** START Supplied records **
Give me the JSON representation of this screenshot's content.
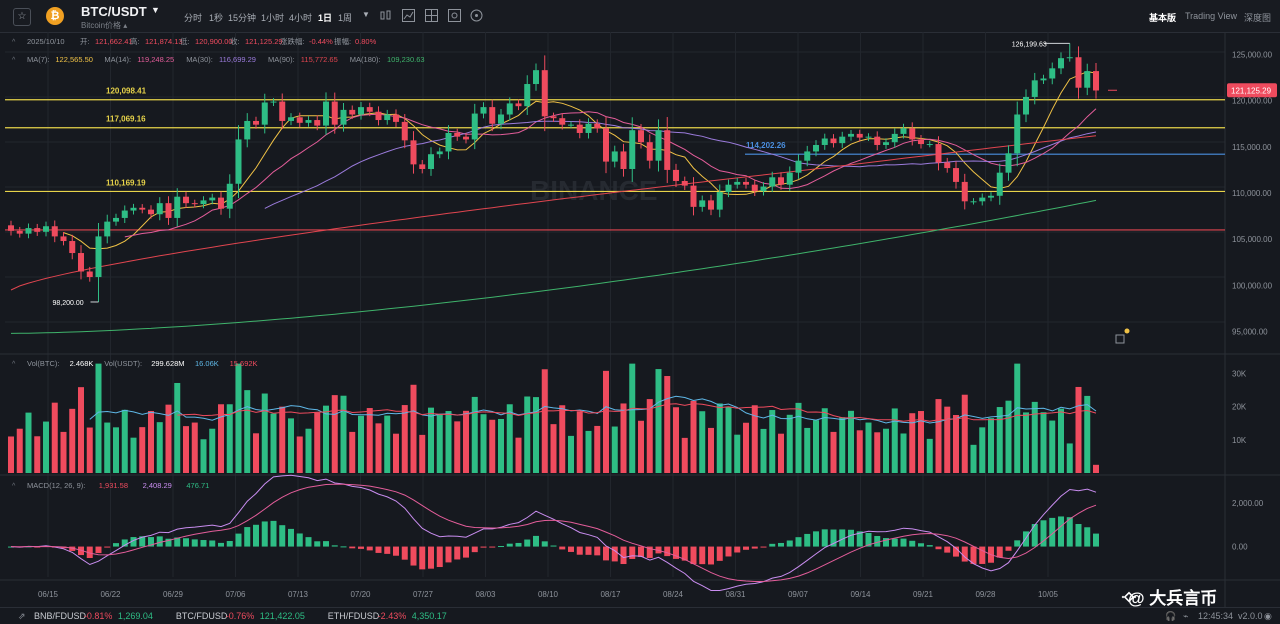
{
  "header": {
    "symbol": "BTC/USDT",
    "symbol_sub": "Bitcoin价格 ▴",
    "coin_glyph": "₿",
    "timeframes": [
      {
        "label": "分时",
        "active": false
      },
      {
        "label": "1秒",
        "active": false
      },
      {
        "label": "15分钟",
        "active": false
      },
      {
        "label": "1小时",
        "active": false
      },
      {
        "label": "4小时",
        "active": false
      },
      {
        "label": "1日",
        "active": true
      },
      {
        "label": "1周",
        "active": false
      }
    ],
    "modes": [
      {
        "label": "基本版",
        "active": true
      },
      {
        "label": "Trading View",
        "active": false
      },
      {
        "label": "深度图",
        "active": false
      }
    ],
    "icons": [
      "chevron-down-icon",
      "candles-icon",
      "indicator-icon",
      "grid-icon",
      "settings-icon",
      "fullscreen-icon"
    ]
  },
  "ohlc_line": {
    "date": "2025/10/10",
    "open_label": "开:",
    "open": "121,662.41",
    "high_label": "高:",
    "high": "121,874.13",
    "low_label": "低:",
    "low": "120,900.00",
    "close_label": "收:",
    "close": "121,125.29",
    "chg_label": "涨跌幅:",
    "chg": "-0.44%",
    "amp_label": "振幅:",
    "amp": "0.80%"
  },
  "ma_line": [
    {
      "label": "MA(7):",
      "value": "122,565.50",
      "color": "#f0c246"
    },
    {
      "label": "MA(14):",
      "value": "119,248.25",
      "color": "#e35d9a"
    },
    {
      "label": "MA(30):",
      "value": "116,699.29",
      "color": "#9b7bdc"
    },
    {
      "label": "MA(90):",
      "value": "115,772.65",
      "color": "#e0454f"
    },
    {
      "label": "MA(180):",
      "value": "109,230.63",
      "color": "#3fb36b"
    }
  ],
  "vol_line": [
    {
      "label": "Vol(BTC):",
      "value": "2.468K",
      "color": "#ffffff"
    },
    {
      "label": "Vol(USDT):",
      "value": "299.628M",
      "color": "#ffffff"
    },
    {
      "label": "",
      "value": "16.06K",
      "color": "#5fb8e8"
    },
    {
      "label": "",
      "value": "15.692K",
      "color": "#ef4b5e"
    }
  ],
  "macd_line": [
    {
      "label": "MACD(12, 26, 9):",
      "value": "1,931.58",
      "color": "#ef4b5e"
    },
    {
      "label": "",
      "value": "2,408.29",
      "color": "#c98df0"
    },
    {
      "label": "",
      "value": "476.71",
      "color": "#2ebd85"
    }
  ],
  "price_axis": [
    "125,000.00",
    "120,000.00",
    "115,000.00",
    "110,000.00",
    "105,000.00",
    "100,000.00",
    "95,000.00"
  ],
  "vol_axis": [
    "30K",
    "20K",
    "10K"
  ],
  "macd_axis": [
    "2,000.00",
    "0.00"
  ],
  "current_price": "121,125.29",
  "date_axis": [
    "06/15",
    "06/22",
    "06/29",
    "07/06",
    "07/13",
    "07/20",
    "07/27",
    "08/03",
    "08/10",
    "08/17",
    "08/24",
    "08/31",
    "09/07",
    "09/14",
    "09/21",
    "09/28",
    "10/05"
  ],
  "hlines": [
    {
      "label": "120,098.41",
      "price": 120098.41,
      "color": "#e7d34a"
    },
    {
      "label": "117,069.16",
      "price": 117069.16,
      "color": "#e7d34a"
    },
    {
      "label": "110,169.19",
      "price": 110169.19,
      "color": "#e7d34a"
    },
    {
      "label": "114,202.26",
      "price": 114202.26,
      "color": "#4a8fe0"
    },
    {
      "label": "",
      "price": 106000,
      "color": "#e0454f"
    }
  ],
  "annotations": {
    "high": "126,199.63",
    "low": "98,200.00"
  },
  "watermark": {
    "text": "@ 大兵言币",
    "bg_text": "BINANCE"
  },
  "footer": {
    "tickers": [
      {
        "pair": "BNB/FDUSD",
        "chg": "-0.81%",
        "price": "1,269.04"
      },
      {
        "pair": "BTC/FDUSD",
        "chg": "-0.76%",
        "price": "121,422.05"
      },
      {
        "pair": "ETH/FDUSD",
        "chg": "-2.43%",
        "price": "4,350.17"
      }
    ],
    "time": "12:45:34",
    "version": "v2.0.0"
  },
  "colors": {
    "up": "#2ebd85",
    "down": "#ef4b5e",
    "bg": "#16191f",
    "grid": "#22262d"
  },
  "chart_data": {
    "type": "candlestick",
    "candles_daily_close": [
      105900,
      105600,
      106200,
      105800,
      106400,
      105300,
      104800,
      103500,
      101500,
      100900,
      105300,
      106900,
      107300,
      108100,
      108400,
      108200,
      107700,
      108900,
      107300,
      109600,
      108900,
      108800,
      109200,
      109500,
      108300,
      111000,
      115800,
      117800,
      117400,
      119800,
      119900,
      117800,
      118200,
      117600,
      117900,
      117300,
      119900,
      117400,
      119000,
      118500,
      119300,
      118800,
      117900,
      118500,
      117700,
      115700,
      113100,
      112600,
      114200,
      114500,
      116500,
      116100,
      115800,
      118600,
      119300,
      117500,
      118500,
      119700,
      119400,
      121800,
      123300,
      118300,
      118100,
      117400,
      117400,
      116500,
      117500,
      117000,
      113400,
      114500,
      112600,
      116800,
      115500,
      113500,
      116800,
      112500,
      111300,
      110800,
      108500,
      109200,
      108200,
      110100,
      110900,
      111200,
      110900,
      110200,
      110700,
      111700,
      110900,
      112200,
      113500,
      114500,
      115200,
      115900,
      115400,
      116100,
      116400,
      116000,
      116100,
      115200,
      115500,
      116400,
      117000,
      115800,
      115300,
      115300,
      113300,
      112700,
      111200,
      109100,
      109100,
      109500,
      109700,
      112200,
      114300,
      118500,
      120400,
      122200,
      122400,
      123500,
      124600,
      124700,
      121400,
      123200,
      121100
    ],
    "ma_series": [
      "MA(7)",
      "MA(14)",
      "MA(30)",
      "MA(90)",
      "MA(180)"
    ],
    "volume_ylim": [
      0,
      35000
    ],
    "macd_ylim": [
      -1400,
      3200
    ],
    "price_ylim": [
      93000,
      127000
    ]
  }
}
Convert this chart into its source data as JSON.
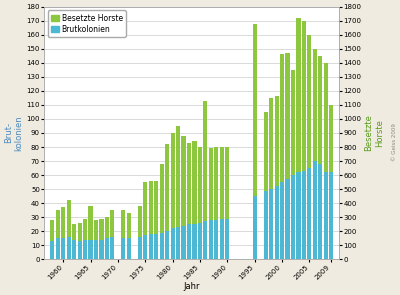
{
  "years": [
    1958,
    1959,
    1960,
    1961,
    1962,
    1963,
    1964,
    1965,
    1966,
    1967,
    1968,
    1969,
    1971,
    1972,
    1974,
    1975,
    1976,
    1977,
    1978,
    1979,
    1980,
    1981,
    1982,
    1983,
    1984,
    1985,
    1986,
    1987,
    1988,
    1989,
    1990,
    1995,
    1997,
    1998,
    1999,
    2000,
    2001,
    2002,
    2003,
    2004,
    2005,
    2006,
    2007,
    2008,
    2009
  ],
  "brutkolonien": [
    13,
    15,
    15,
    16,
    14,
    13,
    14,
    14,
    14,
    14,
    15,
    16,
    15,
    15,
    16,
    17,
    18,
    18,
    19,
    20,
    22,
    23,
    24,
    25,
    25,
    26,
    27,
    28,
    28,
    29,
    29,
    45,
    49,
    50,
    52,
    55,
    57,
    60,
    62,
    63,
    65,
    70,
    68,
    62,
    62
  ],
  "besetzte_horste": [
    28,
    35,
    37,
    42,
    25,
    26,
    29,
    38,
    28,
    29,
    30,
    35,
    35,
    33,
    38,
    55,
    56,
    56,
    68,
    82,
    90,
    95,
    88,
    83,
    84,
    80,
    113,
    79,
    80,
    80,
    80,
    168,
    105,
    115,
    116,
    146,
    147,
    135,
    172,
    170,
    160,
    150,
    145,
    140,
    110
  ],
  "ylabel_left_line1": "Brut-",
  "ylabel_left_line2": "kolonien",
  "ylabel_right_line1": "Besetzte",
  "ylabel_right_line2": "Horste",
  "xlabel": "Jahr",
  "ylim_left": [
    0,
    180
  ],
  "ylim_right": [
    0,
    1800
  ],
  "yticks_left": [
    0,
    10,
    20,
    30,
    40,
    50,
    60,
    70,
    80,
    90,
    100,
    110,
    120,
    130,
    140,
    150,
    160,
    170,
    180
  ],
  "yticks_right": [
    0,
    100,
    200,
    300,
    400,
    500,
    600,
    700,
    800,
    900,
    1000,
    1100,
    1200,
    1300,
    1400,
    1500,
    1600,
    1700,
    1800
  ],
  "color_besetzte": "#8dc63f",
  "color_brut": "#4db8d4",
  "background_color": "#f0ebe0",
  "plot_bg_color": "#ffffff",
  "copyright": "© Geiss 2009",
  "xtick_positions": [
    1960,
    1965,
    1970,
    1975,
    1980,
    1985,
    1990,
    1995,
    2000,
    2005,
    2009
  ],
  "xlim": [
    1956.5,
    2010.5
  ],
  "bar_width": 0.75
}
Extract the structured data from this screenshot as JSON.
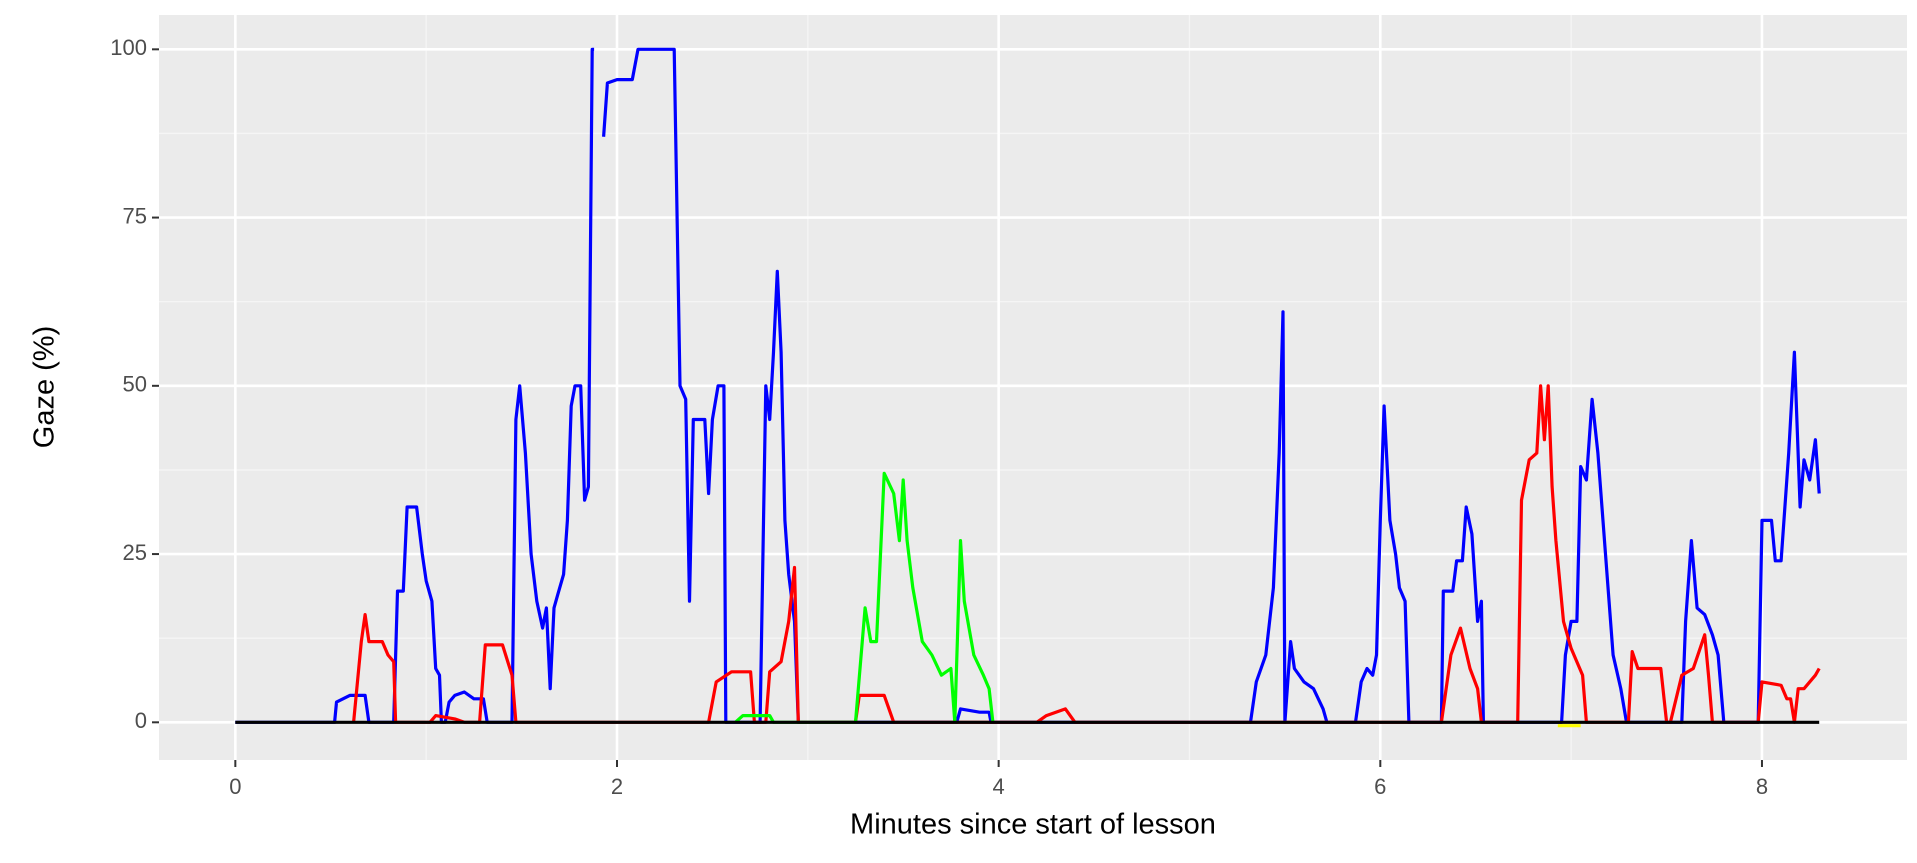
{
  "chart_data": {
    "type": "line",
    "x_label": "Minutes since start of lesson",
    "y_label": "Gaze (%)",
    "xlim": [
      -0.4,
      8.76
    ],
    "ylim": [
      -5.6,
      105.1
    ],
    "xticks": [
      0,
      2,
      4,
      6,
      8
    ],
    "yticks": [
      0,
      25,
      50,
      75,
      100
    ],
    "grid": true,
    "legend": false,
    "series": [
      {
        "color": "#0000ff",
        "x": [
          0,
          0.52,
          0.53,
          0.6,
          0.68,
          0.7,
          0.83,
          0.85,
          0.88,
          0.9,
          0.95,
          0.98,
          1.0,
          1.03,
          1.05,
          1.07,
          1.08,
          1.1,
          1.12,
          1.15,
          1.2,
          1.25,
          1.3,
          1.32,
          1.45,
          1.47,
          1.49,
          1.52,
          1.55,
          1.58,
          1.61,
          1.63,
          1.65,
          1.67,
          1.69,
          1.72,
          1.74,
          1.76,
          1.78,
          1.81,
          1.83,
          1.85,
          1.87,
          1.88,
          1.9,
          1.93,
          1.95,
          2.0,
          2.08,
          2.11,
          2.15,
          2.3,
          2.33,
          2.36,
          2.38,
          2.4,
          2.46,
          2.48,
          2.5,
          2.53,
          2.56,
          2.57,
          2.75,
          2.78,
          2.8,
          2.82,
          2.84,
          2.86,
          2.88,
          2.9,
          2.93,
          2.95,
          3.78,
          3.8,
          3.9,
          3.95,
          3.96,
          5.32,
          5.35,
          5.4,
          5.44,
          5.47,
          5.49,
          5.5,
          5.53,
          5.55,
          5.6,
          5.65,
          5.7,
          5.72,
          5.87,
          5.9,
          5.93,
          5.96,
          5.98,
          6.0,
          6.02,
          6.05,
          6.08,
          6.1,
          6.13,
          6.15,
          6.32,
          6.33,
          6.38,
          6.4,
          6.43,
          6.45,
          6.48,
          6.51,
          6.53,
          6.54,
          6.95,
          6.97,
          7.0,
          7.03,
          7.05,
          7.08,
          7.11,
          7.14,
          7.18,
          7.22,
          7.26,
          7.29,
          7.58,
          7.6,
          7.63,
          7.66,
          7.7,
          7.74,
          7.77,
          7.8,
          7.98,
          8.0,
          8.05,
          8.07,
          8.1,
          8.14,
          8.17,
          8.2,
          8.22,
          8.25,
          8.28,
          8.3
        ],
        "values": [
          0,
          0,
          3,
          4,
          4,
          0,
          0,
          19.5,
          19.5,
          32,
          32,
          25,
          21,
          18,
          8,
          7,
          0,
          0,
          3,
          4,
          4.5,
          3.5,
          3.5,
          0,
          0,
          45,
          50,
          40,
          25,
          18,
          14,
          17,
          5,
          17,
          19,
          22,
          30,
          47,
          50,
          50,
          33,
          35,
          100,
          100,
          null,
          87,
          95,
          95.5,
          95.5,
          100,
          100,
          100,
          50,
          48,
          18,
          45,
          45,
          34,
          45,
          50,
          50,
          0,
          0,
          50,
          45,
          55,
          67,
          55,
          30,
          22,
          15,
          0,
          0,
          2,
          1.5,
          1.5,
          0,
          0,
          6,
          10,
          20,
          40,
          61,
          0,
          12,
          8,
          6,
          5,
          2,
          0,
          0,
          6,
          8,
          7,
          10,
          30,
          47,
          30,
          25,
          20,
          18,
          0,
          0,
          19.5,
          19.5,
          24,
          24,
          32,
          28,
          15,
          18,
          0,
          0,
          10,
          15,
          15,
          38,
          36,
          48,
          40,
          25,
          10,
          5,
          0,
          0,
          15,
          27,
          17,
          16,
          13,
          10,
          0,
          0,
          30,
          30,
          24,
          24,
          40,
          55,
          32,
          39,
          36,
          42,
          34
        ]
      },
      {
        "color": "#ff0000",
        "x": [
          0.62,
          0.66,
          0.68,
          0.7,
          0.77,
          0.8,
          0.83,
          0.84,
          1.02,
          1.05,
          1.15,
          1.2,
          1.28,
          1.31,
          1.4,
          1.45,
          1.47,
          2.48,
          2.52,
          2.6,
          2.7,
          2.72,
          2.78,
          2.8,
          2.86,
          2.9,
          2.93,
          2.95,
          3.25,
          3.27,
          3.4,
          3.45,
          4.2,
          4.25,
          4.35,
          4.4,
          6.32,
          6.37,
          6.42,
          6.47,
          6.51,
          6.53,
          6.72,
          6.74,
          6.78,
          6.82,
          6.84,
          6.86,
          6.88,
          6.9,
          6.92,
          6.96,
          7.0,
          7.06,
          7.08,
          7.3,
          7.32,
          7.35,
          7.47,
          7.5,
          7.52,
          7.58,
          7.64,
          7.7,
          7.72,
          7.74,
          7.98,
          8.0,
          8.1,
          8.13,
          8.15,
          8.17,
          8.19,
          8.22,
          8.28,
          8.3
        ],
        "values": [
          0,
          12,
          16,
          12,
          12,
          10,
          9,
          0,
          0,
          1,
          0.5,
          0,
          0,
          11.5,
          11.5,
          7,
          0,
          0,
          6,
          7.5,
          7.5,
          0,
          0,
          7.5,
          9,
          15,
          23,
          0,
          0,
          4,
          4,
          0,
          0,
          1,
          2,
          0,
          0,
          10,
          14,
          8,
          5,
          0,
          0,
          33,
          39,
          40,
          50,
          42,
          50,
          35,
          27,
          15,
          11,
          7,
          0,
          0,
          10.5,
          8,
          8,
          0,
          0,
          7,
          8,
          13,
          7,
          0,
          0,
          6,
          5.5,
          3.5,
          3.5,
          0,
          5,
          5,
          7,
          8
        ]
      },
      {
        "color": "#00ff00",
        "x": [
          2.62,
          2.66,
          2.8,
          2.82,
          3.25,
          3.3,
          3.33,
          3.36,
          3.4,
          3.45,
          3.48,
          3.5,
          3.52,
          3.55,
          3.6,
          3.65,
          3.7,
          3.75,
          3.77,
          3.8,
          3.82,
          3.87,
          3.92,
          3.95,
          3.97
        ],
        "values": [
          0,
          1,
          1,
          0,
          0,
          17,
          12,
          12,
          37,
          34,
          27,
          36,
          27,
          20,
          12,
          10,
          7,
          8,
          0,
          27,
          18,
          10,
          7,
          5,
          0
        ]
      },
      {
        "color": "#ffff00",
        "x": [
          6.93,
          7.05
        ],
        "values": [
          -0.5,
          -0.5
        ]
      },
      {
        "color": "#000000",
        "x": [
          0,
          8.3
        ],
        "values": [
          0,
          0
        ]
      }
    ]
  }
}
** END Supplied records **
Check each line of the data above for the word "pair" and say how many lines contain it, giving nothing besides the number.

- Right answer -
3